Chart and figure data:

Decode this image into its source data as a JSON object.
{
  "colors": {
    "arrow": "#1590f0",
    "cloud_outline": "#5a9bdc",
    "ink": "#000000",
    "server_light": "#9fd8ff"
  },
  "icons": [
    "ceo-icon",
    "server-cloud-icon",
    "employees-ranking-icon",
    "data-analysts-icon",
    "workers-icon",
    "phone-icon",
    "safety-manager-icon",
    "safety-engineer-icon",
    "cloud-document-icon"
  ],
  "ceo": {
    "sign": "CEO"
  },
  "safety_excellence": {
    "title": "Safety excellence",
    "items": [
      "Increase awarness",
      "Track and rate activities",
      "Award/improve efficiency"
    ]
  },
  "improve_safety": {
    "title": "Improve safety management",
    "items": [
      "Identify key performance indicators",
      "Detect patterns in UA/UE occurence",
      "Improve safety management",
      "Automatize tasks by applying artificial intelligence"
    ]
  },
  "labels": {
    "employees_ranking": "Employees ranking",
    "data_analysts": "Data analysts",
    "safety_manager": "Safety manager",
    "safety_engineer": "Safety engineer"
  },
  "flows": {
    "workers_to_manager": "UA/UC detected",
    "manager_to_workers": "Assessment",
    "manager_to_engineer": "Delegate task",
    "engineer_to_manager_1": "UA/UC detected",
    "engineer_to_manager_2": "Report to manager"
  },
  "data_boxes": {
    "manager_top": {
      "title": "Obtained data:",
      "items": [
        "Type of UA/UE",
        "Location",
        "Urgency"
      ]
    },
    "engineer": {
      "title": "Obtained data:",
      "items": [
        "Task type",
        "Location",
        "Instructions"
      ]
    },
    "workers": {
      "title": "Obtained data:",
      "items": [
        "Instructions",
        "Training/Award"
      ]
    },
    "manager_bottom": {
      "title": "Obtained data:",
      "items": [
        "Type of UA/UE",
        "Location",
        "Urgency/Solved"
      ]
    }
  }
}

**EXERCISE REQUIREMENTS:** Using the listing above, work out how many of its lines include "ranking", and give only the result.

**ANSWER TO THE EXERCISE:** 2